» **Task statement**
Lines that hold the word "rows" should be located and copied.
── Records provided ──
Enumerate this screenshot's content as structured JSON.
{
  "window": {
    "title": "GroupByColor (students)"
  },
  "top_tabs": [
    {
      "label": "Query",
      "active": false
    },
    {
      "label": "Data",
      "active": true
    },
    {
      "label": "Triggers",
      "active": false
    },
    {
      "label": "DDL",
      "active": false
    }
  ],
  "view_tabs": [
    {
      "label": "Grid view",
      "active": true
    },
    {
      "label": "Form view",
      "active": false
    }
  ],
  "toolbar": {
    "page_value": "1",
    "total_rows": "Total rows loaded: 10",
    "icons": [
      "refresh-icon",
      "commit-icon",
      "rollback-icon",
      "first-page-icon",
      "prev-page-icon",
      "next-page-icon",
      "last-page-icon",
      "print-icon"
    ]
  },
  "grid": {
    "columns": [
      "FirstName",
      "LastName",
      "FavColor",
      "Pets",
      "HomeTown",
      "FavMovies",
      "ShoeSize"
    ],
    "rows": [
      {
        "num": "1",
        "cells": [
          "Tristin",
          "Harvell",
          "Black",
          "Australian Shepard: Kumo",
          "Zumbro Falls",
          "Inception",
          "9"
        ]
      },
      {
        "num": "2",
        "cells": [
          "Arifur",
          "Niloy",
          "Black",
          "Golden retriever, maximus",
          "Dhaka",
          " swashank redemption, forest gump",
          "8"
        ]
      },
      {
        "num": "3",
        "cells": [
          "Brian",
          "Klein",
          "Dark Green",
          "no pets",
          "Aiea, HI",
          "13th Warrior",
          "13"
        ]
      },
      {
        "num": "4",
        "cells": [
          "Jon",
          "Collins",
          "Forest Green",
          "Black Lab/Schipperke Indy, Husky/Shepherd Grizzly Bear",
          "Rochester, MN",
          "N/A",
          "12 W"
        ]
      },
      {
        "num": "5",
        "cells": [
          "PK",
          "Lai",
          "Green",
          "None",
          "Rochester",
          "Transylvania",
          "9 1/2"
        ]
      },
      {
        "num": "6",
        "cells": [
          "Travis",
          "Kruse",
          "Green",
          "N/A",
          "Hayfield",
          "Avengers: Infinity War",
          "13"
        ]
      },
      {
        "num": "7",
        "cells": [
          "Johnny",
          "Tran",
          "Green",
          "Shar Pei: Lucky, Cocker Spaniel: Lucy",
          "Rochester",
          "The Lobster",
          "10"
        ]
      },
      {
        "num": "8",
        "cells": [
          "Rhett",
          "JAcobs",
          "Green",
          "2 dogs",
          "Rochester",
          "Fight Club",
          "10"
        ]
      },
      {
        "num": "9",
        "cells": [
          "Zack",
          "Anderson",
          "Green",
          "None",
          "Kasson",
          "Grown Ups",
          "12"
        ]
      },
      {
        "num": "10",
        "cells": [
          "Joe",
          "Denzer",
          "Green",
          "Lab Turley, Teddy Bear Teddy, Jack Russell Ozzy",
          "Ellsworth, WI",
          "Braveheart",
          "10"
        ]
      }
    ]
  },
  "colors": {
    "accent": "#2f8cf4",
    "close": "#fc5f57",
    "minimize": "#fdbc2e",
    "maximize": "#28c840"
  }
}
───
» **Worked answer**
    "total_rows": "Total rows loaded: 10",
    "rows": [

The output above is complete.